> _Task material_
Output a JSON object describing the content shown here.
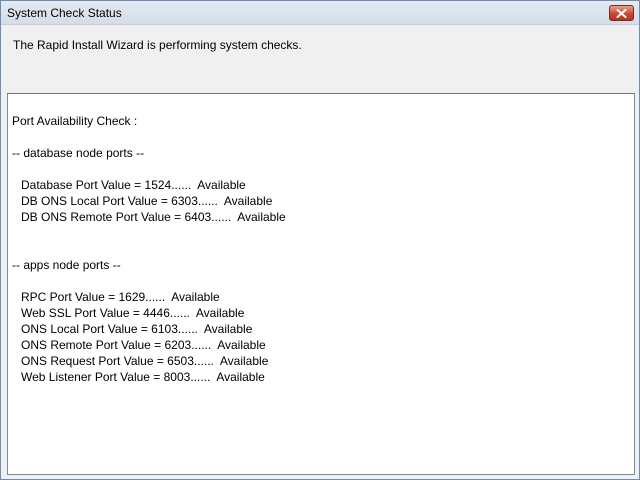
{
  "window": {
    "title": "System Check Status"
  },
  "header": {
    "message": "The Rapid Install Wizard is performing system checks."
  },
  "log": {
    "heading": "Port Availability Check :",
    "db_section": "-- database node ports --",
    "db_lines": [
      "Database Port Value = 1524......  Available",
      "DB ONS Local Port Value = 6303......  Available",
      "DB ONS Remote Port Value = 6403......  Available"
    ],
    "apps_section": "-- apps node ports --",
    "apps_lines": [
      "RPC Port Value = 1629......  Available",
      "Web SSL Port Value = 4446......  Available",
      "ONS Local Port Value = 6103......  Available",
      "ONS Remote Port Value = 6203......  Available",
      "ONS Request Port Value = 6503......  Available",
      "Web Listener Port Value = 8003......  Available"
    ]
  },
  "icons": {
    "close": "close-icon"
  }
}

> _The problem_
Give all the entries again exactly, dropping each picture.

> _Task answer_
Output a JSON object describing the content shown here.
{
  "window": {
    "title": "System Check Status"
  },
  "header": {
    "message": "The Rapid Install Wizard is performing system checks."
  },
  "log": {
    "heading": "Port Availability Check :",
    "db_section": "-- database node ports --",
    "db_lines": [
      "Database Port Value = 1524......  Available",
      "DB ONS Local Port Value = 6303......  Available",
      "DB ONS Remote Port Value = 6403......  Available"
    ],
    "apps_section": "-- apps node ports --",
    "apps_lines": [
      "RPC Port Value = 1629......  Available",
      "Web SSL Port Value = 4446......  Available",
      "ONS Local Port Value = 6103......  Available",
      "ONS Remote Port Value = 6203......  Available",
      "ONS Request Port Value = 6503......  Available",
      "Web Listener Port Value = 8003......  Available"
    ]
  },
  "icons": {
    "close": "close-icon"
  }
}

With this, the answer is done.